**Recorded information:**
--------------------------------------------------
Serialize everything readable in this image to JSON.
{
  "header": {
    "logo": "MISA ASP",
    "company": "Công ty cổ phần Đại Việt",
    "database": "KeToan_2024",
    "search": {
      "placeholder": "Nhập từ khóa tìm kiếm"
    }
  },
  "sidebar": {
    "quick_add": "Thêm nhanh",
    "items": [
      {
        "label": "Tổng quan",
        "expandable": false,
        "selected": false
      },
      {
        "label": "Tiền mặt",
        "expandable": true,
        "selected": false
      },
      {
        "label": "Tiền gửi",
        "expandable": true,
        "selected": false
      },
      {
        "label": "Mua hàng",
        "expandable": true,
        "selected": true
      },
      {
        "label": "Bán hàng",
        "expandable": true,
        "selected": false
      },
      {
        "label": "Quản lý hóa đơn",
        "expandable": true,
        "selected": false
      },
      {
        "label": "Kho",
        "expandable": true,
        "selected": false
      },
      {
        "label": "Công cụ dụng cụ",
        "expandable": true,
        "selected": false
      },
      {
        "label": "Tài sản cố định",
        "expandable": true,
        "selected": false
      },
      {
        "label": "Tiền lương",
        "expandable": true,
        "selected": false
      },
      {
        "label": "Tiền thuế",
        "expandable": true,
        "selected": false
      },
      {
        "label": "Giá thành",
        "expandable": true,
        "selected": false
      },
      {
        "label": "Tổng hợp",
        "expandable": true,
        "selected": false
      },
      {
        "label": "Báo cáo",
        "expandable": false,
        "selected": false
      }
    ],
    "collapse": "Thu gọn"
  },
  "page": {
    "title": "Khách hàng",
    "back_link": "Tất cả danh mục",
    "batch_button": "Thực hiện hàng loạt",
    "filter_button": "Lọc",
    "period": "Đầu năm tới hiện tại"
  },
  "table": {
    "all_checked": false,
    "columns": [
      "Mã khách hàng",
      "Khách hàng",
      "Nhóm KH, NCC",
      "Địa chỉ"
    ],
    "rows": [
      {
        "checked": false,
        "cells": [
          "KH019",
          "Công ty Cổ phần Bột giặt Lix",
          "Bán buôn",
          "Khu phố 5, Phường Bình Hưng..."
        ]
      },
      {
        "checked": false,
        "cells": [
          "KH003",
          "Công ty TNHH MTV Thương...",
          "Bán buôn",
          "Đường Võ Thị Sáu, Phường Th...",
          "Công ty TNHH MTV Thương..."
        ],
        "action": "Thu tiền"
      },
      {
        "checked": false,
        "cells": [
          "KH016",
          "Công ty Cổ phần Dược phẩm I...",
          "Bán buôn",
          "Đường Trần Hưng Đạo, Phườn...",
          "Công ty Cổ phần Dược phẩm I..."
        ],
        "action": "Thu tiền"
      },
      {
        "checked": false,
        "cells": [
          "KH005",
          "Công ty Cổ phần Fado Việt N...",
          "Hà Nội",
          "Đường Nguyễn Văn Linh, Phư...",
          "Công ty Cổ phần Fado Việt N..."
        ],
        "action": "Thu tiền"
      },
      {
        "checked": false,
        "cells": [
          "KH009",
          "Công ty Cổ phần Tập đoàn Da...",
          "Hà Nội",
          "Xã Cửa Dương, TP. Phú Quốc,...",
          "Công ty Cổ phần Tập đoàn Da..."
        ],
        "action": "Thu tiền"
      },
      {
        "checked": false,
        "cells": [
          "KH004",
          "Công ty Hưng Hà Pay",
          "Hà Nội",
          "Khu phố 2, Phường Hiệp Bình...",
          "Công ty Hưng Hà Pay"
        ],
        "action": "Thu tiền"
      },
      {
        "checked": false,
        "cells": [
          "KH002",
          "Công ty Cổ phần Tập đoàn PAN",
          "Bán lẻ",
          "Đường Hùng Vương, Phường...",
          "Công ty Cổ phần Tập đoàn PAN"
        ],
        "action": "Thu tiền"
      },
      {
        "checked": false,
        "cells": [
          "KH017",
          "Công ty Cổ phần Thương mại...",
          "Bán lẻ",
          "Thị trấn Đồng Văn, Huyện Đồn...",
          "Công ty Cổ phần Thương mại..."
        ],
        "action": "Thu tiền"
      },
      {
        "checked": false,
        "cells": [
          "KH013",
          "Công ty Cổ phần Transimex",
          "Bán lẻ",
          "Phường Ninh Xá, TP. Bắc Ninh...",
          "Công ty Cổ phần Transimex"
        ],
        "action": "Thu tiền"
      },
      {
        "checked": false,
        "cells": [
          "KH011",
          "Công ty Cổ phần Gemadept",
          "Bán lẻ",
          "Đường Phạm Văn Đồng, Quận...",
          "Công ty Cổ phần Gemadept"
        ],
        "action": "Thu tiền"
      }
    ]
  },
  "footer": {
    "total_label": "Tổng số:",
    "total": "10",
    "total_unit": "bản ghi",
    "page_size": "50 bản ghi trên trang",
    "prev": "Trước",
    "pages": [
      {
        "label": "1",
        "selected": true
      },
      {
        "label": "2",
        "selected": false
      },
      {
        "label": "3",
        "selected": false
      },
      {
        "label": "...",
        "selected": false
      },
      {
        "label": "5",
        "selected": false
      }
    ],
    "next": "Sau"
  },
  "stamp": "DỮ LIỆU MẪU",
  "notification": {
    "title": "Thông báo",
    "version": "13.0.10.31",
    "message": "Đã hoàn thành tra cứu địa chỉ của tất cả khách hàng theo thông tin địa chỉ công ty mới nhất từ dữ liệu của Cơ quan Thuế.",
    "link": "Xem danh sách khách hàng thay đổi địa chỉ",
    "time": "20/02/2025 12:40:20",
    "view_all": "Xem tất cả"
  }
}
--------------------------------------------------
**What is required:** Every line of the material must be returned exactly as it appears.

**Result of the exercise:**
Serialize everything readable in this image to JSON.
{
  "header": {
    "logo": "MISA ASP",
    "company": "Công ty cổ phần Đại Việt",
    "database": "KeToan_2024",
    "search": {
      "placeholder": "Nhập từ khóa tìm kiếm"
    }
  },
  "sidebar": {
    "quick_add": "Thêm nhanh",
    "items": [
      {
        "label": "Tổng quan",
        "expandable": false,
        "selected": false
      },
      {
        "label": "Tiền mặt",
        "expandable": true,
        "selected": false
      },
      {
        "label": "Tiền gửi",
        "expandable": true,
        "selected": false
      },
      {
        "label": "Mua hàng",
        "expandable": true,
        "selected": true
      },
      {
        "label": "Bán hàng",
        "expandable": true,
        "selected": false
      },
      {
        "label": "Quản lý hóa đơn",
        "expandable": true,
        "selected": false
      },
      {
        "label": "Kho",
        "expandable": true,
        "selected": false
      },
      {
        "label": "Công cụ dụng cụ",
        "expandable": true,
        "selected": false
      },
      {
        "label": "Tài sản cố định",
        "expandable": true,
        "selected": false
      },
      {
        "label": "Tiền lương",
        "expandable": true,
        "selected": false
      },
      {
        "label": "Tiền thuế",
        "expandable": true,
        "selected": false
      },
      {
        "label": "Giá thành",
        "expandable": true,
        "selected": false
      },
      {
        "label": "Tổng hợp",
        "expandable": true,
        "selected": false
      },
      {
        "label": "Báo cáo",
        "expandable": false,
        "selected": false
      }
    ],
    "collapse": "Thu gọn"
  },
  "page": {
    "title": "Khách hàng",
    "back_link": "Tất cả danh mục",
    "batch_button": "Thực hiện hàng loạt",
    "filter_button": "Lọc",
    "period": "Đầu năm tới hiện tại"
  },
  "table": {
    "all_checked": false,
    "columns": [
      "Mã khách hàng",
      "Khách hàng",
      "Nhóm KH, NCC",
      "Địa chỉ"
    ],
    "rows": [
      {
        "checked": false,
        "cells": [
          "KH019",
          "Công ty Cổ phần Bột giặt Lix",
          "Bán buôn",
          "Khu phố 5, Phường Bình Hưng..."
        ]
      },
      {
        "checked": false,
        "cells": [
          "KH003",
          "Công ty TNHH MTV Thương...",
          "Bán buôn",
          "Đường Võ Thị Sáu, Phường Th...",
          "Công ty TNHH MTV Thương..."
        ],
        "action": "Thu tiền"
      },
      {
        "checked": false,
        "cells": [
          "KH016",
          "Công ty Cổ phần Dược phẩm I...",
          "Bán buôn",
          "Đường Trần Hưng Đạo, Phườn...",
          "Công ty Cổ phần Dược phẩm I..."
        ],
        "action": "Thu tiền"
      },
      {
        "checked": false,
        "cells": [
          "KH005",
          "Công ty Cổ phần Fado Việt N...",
          "Hà Nội",
          "Đường Nguyễn Văn Linh, Phư...",
          "Công ty Cổ phần Fado Việt N..."
        ],
        "action": "Thu tiền"
      },
      {
        "checked": false,
        "cells": [
          "KH009",
          "Công ty Cổ phần Tập đoàn Da...",
          "Hà Nội",
          "Xã Cửa Dương, TP. Phú Quốc,...",
          "Công ty Cổ phần Tập đoàn Da..."
        ],
        "action": "Thu tiền"
      },
      {
        "checked": false,
        "cells": [
          "KH004",
          "Công ty Hưng Hà Pay",
          "Hà Nội",
          "Khu phố 2, Phường Hiệp Bình...",
          "Công ty Hưng Hà Pay"
        ],
        "action": "Thu tiền"
      },
      {
        "checked": false,
        "cells": [
          "KH002",
          "Công ty Cổ phần Tập đoàn PAN",
          "Bán lẻ",
          "Đường Hùng Vương, Phường...",
          "Công ty Cổ phần Tập đoàn PAN"
        ],
        "action": "Thu tiền"
      },
      {
        "checked": false,
        "cells": [
          "KH017",
          "Công ty Cổ phần Thương mại...",
          "Bán lẻ",
          "Thị trấn Đồng Văn, Huyện Đồn...",
          "Công ty Cổ phần Thương mại..."
        ],
        "action": "Thu tiền"
      },
      {
        "checked": false,
        "cells": [
          "KH013",
          "Công ty Cổ phần Transimex",
          "Bán lẻ",
          "Phường Ninh Xá, TP. Bắc Ninh...",
          "Công ty Cổ phần Transimex"
        ],
        "action": "Thu tiền"
      },
      {
        "checked": false,
        "cells": [
          "KH011",
          "Công ty Cổ phần Gemadept",
          "Bán lẻ",
          "Đường Phạm Văn Đồng, Quận...",
          "Công ty Cổ phần Gemadept"
        ],
        "action": "Thu tiền"
      }
    ]
  },
  "footer": {
    "total_label": "Tổng số:",
    "total": "10",
    "total_unit": "bản ghi",
    "page_size": "50 bản ghi trên trang",
    "prev": "Trước",
    "pages": [
      {
        "label": "1",
        "selected": true
      },
      {
        "label": "2",
        "selected": false
      },
      {
        "label": "3",
        "selected": false
      },
      {
        "label": "...",
        "selected": false
      },
      {
        "label": "5",
        "selected": false
      }
    ],
    "next": "Sau"
  },
  "stamp": "DỮ LIỆU MẪU",
  "notification": {
    "title": "Thông báo",
    "version": "13.0.10.31",
    "message": "Đã hoàn thành tra cứu địa chỉ của tất cả khách hàng theo thông tin địa chỉ công ty mới nhất từ dữ liệu của Cơ quan Thuế.",
    "link": "Xem danh sách khách hàng thay đổi địa chỉ",
    "time": "20/02/2025 12:40:20",
    "view_all": "Xem tất cả"
  }
}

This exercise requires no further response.